Records from a data source:
•••
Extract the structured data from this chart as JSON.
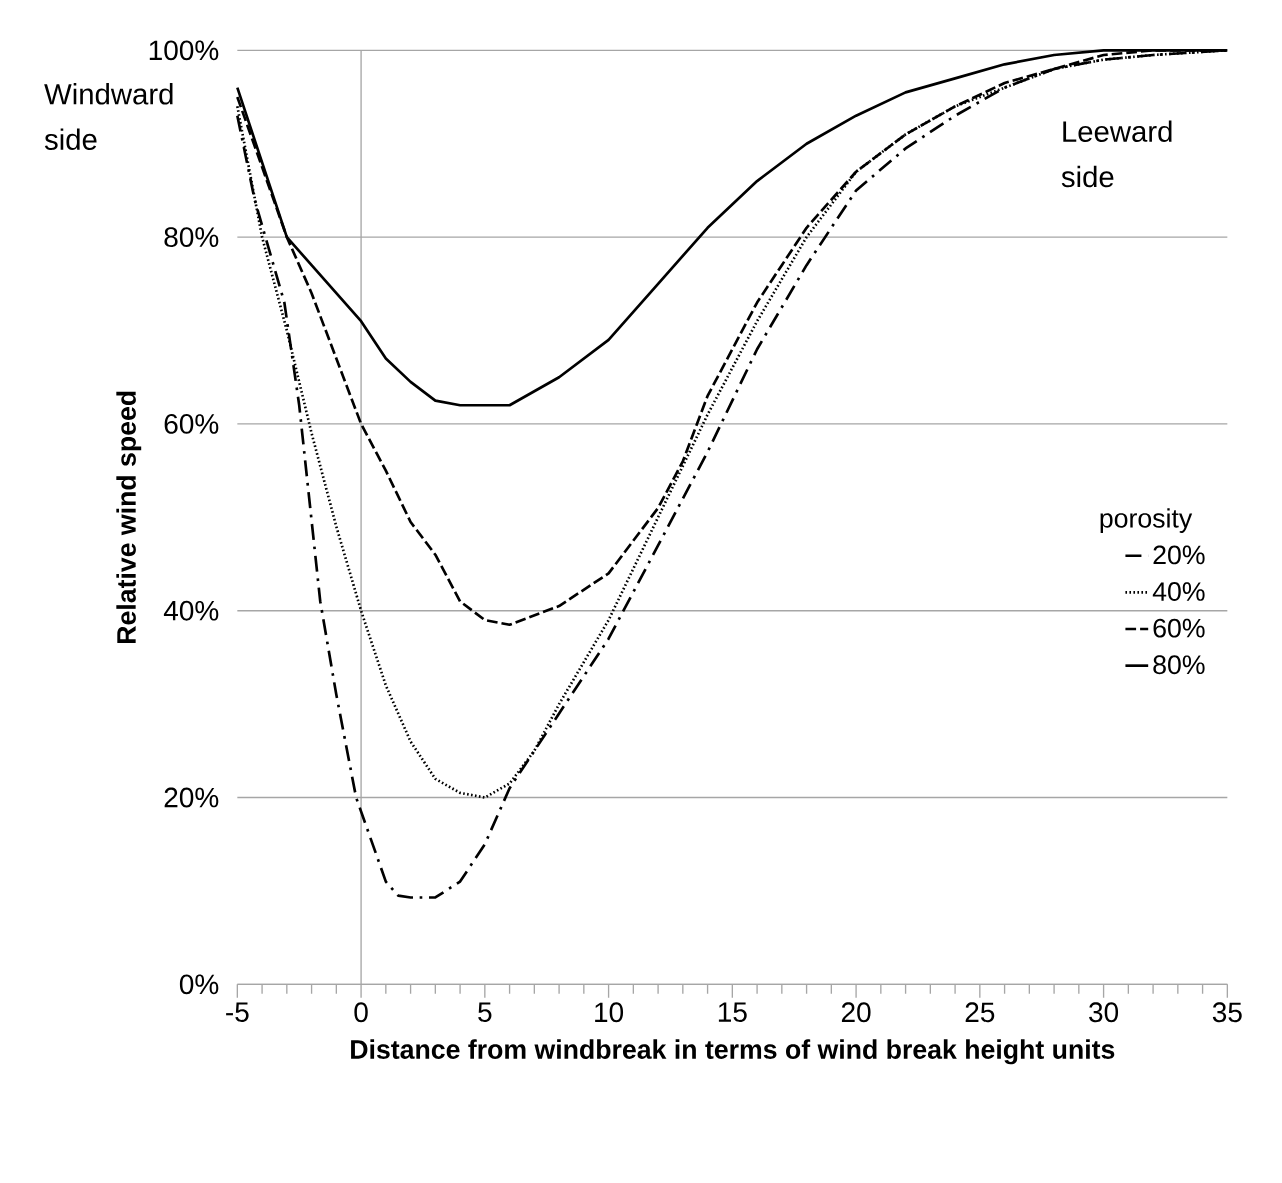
{
  "chart_data": {
    "type": "line",
    "xlabel": "Distance from windbreak in terms of wind break height units",
    "ylabel": "Relative wind speed",
    "legend_title": "porosity",
    "annotations": [
      "Windward side",
      "Leeward side"
    ],
    "xlim": [
      -5,
      35
    ],
    "xticks": [
      -5,
      0,
      5,
      10,
      15,
      20,
      25,
      30,
      35
    ],
    "ylim": [
      0,
      100
    ],
    "yticks": [
      {
        "value": 0,
        "label": "0%"
      },
      {
        "value": 20,
        "label": "20%"
      },
      {
        "value": 40,
        "label": "40%"
      },
      {
        "value": 60,
        "label": "60%"
      },
      {
        "value": 80,
        "label": "80%"
      },
      {
        "value": 100,
        "label": "100%"
      }
    ],
    "grid": "y",
    "legend": "right",
    "marker": "none",
    "ref_lines": [
      {
        "axis": "x",
        "value": 0,
        "color": "#a6a6a6"
      }
    ],
    "series": [
      {
        "name": "20%",
        "color": "#000000",
        "line_style": "dashdot",
        "x": [
          -5,
          -4.3,
          -3.1,
          -2.5,
          -1.65,
          -1,
          -0.2,
          1,
          1.5,
          2,
          3,
          4,
          5,
          6,
          8,
          10,
          12,
          14,
          16,
          18,
          20,
          22,
          24,
          26,
          28,
          30,
          32,
          35
        ],
        "values": [
          93,
          84,
          73,
          62,
          41,
          31,
          20,
          11,
          9.5,
          9.3,
          9.3,
          11,
          15,
          21,
          29,
          37,
          47,
          57,
          68,
          77,
          85,
          89.5,
          93,
          96,
          98,
          99,
          99.5,
          100
        ]
      },
      {
        "name": "40%",
        "color": "#000000",
        "line_style": "dotted",
        "x": [
          -5,
          -4,
          -3,
          -2,
          -1,
          0,
          1,
          2,
          3,
          4,
          5,
          6,
          7,
          8,
          10,
          12,
          14,
          16,
          18,
          20,
          22,
          24,
          26,
          28,
          30,
          32,
          35
        ],
        "values": [
          94,
          80,
          70,
          59,
          49,
          40,
          32,
          26,
          22,
          20.5,
          20,
          21.5,
          25,
          30,
          39,
          50,
          61,
          71,
          80,
          87,
          91,
          94,
          96,
          98,
          99,
          99.5,
          100
        ]
      },
      {
        "name": "60%",
        "color": "#000000",
        "line_style": "dashed",
        "x": [
          -5,
          -3,
          -2,
          -1,
          0,
          1,
          2,
          3,
          4,
          5,
          6,
          8,
          10,
          12,
          13,
          14,
          15,
          16,
          17,
          18,
          20,
          22,
          24,
          26,
          28,
          30,
          32,
          35
        ],
        "values": [
          95,
          80,
          74,
          67,
          60,
          55,
          49.5,
          46,
          41,
          39,
          38.5,
          40.5,
          44,
          51,
          56,
          63,
          68,
          73,
          77,
          81,
          87,
          91,
          94,
          96.5,
          98,
          99.5,
          100,
          100
        ]
      },
      {
        "name": "80%",
        "color": "#000000",
        "line_style": "solid",
        "x": [
          -5,
          -4,
          -3,
          -2,
          -1,
          0,
          1,
          2,
          3,
          4,
          5,
          6,
          7,
          8,
          10,
          12,
          14,
          16,
          18,
          20,
          22,
          24,
          26,
          28,
          30,
          35
        ],
        "values": [
          96,
          88,
          80,
          77,
          74,
          71,
          67,
          64.5,
          62.5,
          62,
          62,
          62,
          63.5,
          65,
          69,
          75,
          81,
          86,
          90,
          93,
          95.5,
          97,
          98.5,
          99.5,
          100,
          100
        ]
      }
    ]
  }
}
•••
:: Your instructions ::
Print the complete listing exactly as it stands, without its pictures.

:: The reply ::
Extract the structured data from this chart as JSON.
{
  "chart_data": {
    "type": "line",
    "xlabel": "Distance from windbreak in terms of wind break height units",
    "ylabel": "Relative wind speed",
    "legend_title": "porosity",
    "annotations": [
      "Windward side",
      "Leeward side"
    ],
    "xlim": [
      -5,
      35
    ],
    "xticks": [
      -5,
      0,
      5,
      10,
      15,
      20,
      25,
      30,
      35
    ],
    "ylim": [
      0,
      100
    ],
    "yticks": [
      {
        "value": 0,
        "label": "0%"
      },
      {
        "value": 20,
        "label": "20%"
      },
      {
        "value": 40,
        "label": "40%"
      },
      {
        "value": 60,
        "label": "60%"
      },
      {
        "value": 80,
        "label": "80%"
      },
      {
        "value": 100,
        "label": "100%"
      }
    ],
    "grid": "y",
    "legend": "right",
    "marker": "none",
    "ref_lines": [
      {
        "axis": "x",
        "value": 0,
        "color": "#a6a6a6"
      }
    ],
    "series": [
      {
        "name": "20%",
        "color": "#000000",
        "line_style": "dashdot",
        "x": [
          -5,
          -4.3,
          -3.1,
          -2.5,
          -1.65,
          -1,
          -0.2,
          1,
          1.5,
          2,
          3,
          4,
          5,
          6,
          8,
          10,
          12,
          14,
          16,
          18,
          20,
          22,
          24,
          26,
          28,
          30,
          32,
          35
        ],
        "values": [
          93,
          84,
          73,
          62,
          41,
          31,
          20,
          11,
          9.5,
          9.3,
          9.3,
          11,
          15,
          21,
          29,
          37,
          47,
          57,
          68,
          77,
          85,
          89.5,
          93,
          96,
          98,
          99,
          99.5,
          100
        ]
      },
      {
        "name": "40%",
        "color": "#000000",
        "line_style": "dotted",
        "x": [
          -5,
          -4,
          -3,
          -2,
          -1,
          0,
          1,
          2,
          3,
          4,
          5,
          6,
          7,
          8,
          10,
          12,
          14,
          16,
          18,
          20,
          22,
          24,
          26,
          28,
          30,
          32,
          35
        ],
        "values": [
          94,
          80,
          70,
          59,
          49,
          40,
          32,
          26,
          22,
          20.5,
          20,
          21.5,
          25,
          30,
          39,
          50,
          61,
          71,
          80,
          87,
          91,
          94,
          96,
          98,
          99,
          99.5,
          100
        ]
      },
      {
        "name": "60%",
        "color": "#000000",
        "line_style": "dashed",
        "x": [
          -5,
          -3,
          -2,
          -1,
          0,
          1,
          2,
          3,
          4,
          5,
          6,
          8,
          10,
          12,
          13,
          14,
          15,
          16,
          17,
          18,
          20,
          22,
          24,
          26,
          28,
          30,
          32,
          35
        ],
        "values": [
          95,
          80,
          74,
          67,
          60,
          55,
          49.5,
          46,
          41,
          39,
          38.5,
          40.5,
          44,
          51,
          56,
          63,
          68,
          73,
          77,
          81,
          87,
          91,
          94,
          96.5,
          98,
          99.5,
          100,
          100
        ]
      },
      {
        "name": "80%",
        "color": "#000000",
        "line_style": "solid",
        "x": [
          -5,
          -4,
          -3,
          -2,
          -1,
          0,
          1,
          2,
          3,
          4,
          5,
          6,
          7,
          8,
          10,
          12,
          14,
          16,
          18,
          20,
          22,
          24,
          26,
          28,
          30,
          35
        ],
        "values": [
          96,
          88,
          80,
          77,
          74,
          71,
          67,
          64.5,
          62.5,
          62,
          62,
          62,
          63.5,
          65,
          69,
          75,
          81,
          86,
          90,
          93,
          95.5,
          97,
          98.5,
          99.5,
          100,
          100
        ]
      }
    ]
  }
}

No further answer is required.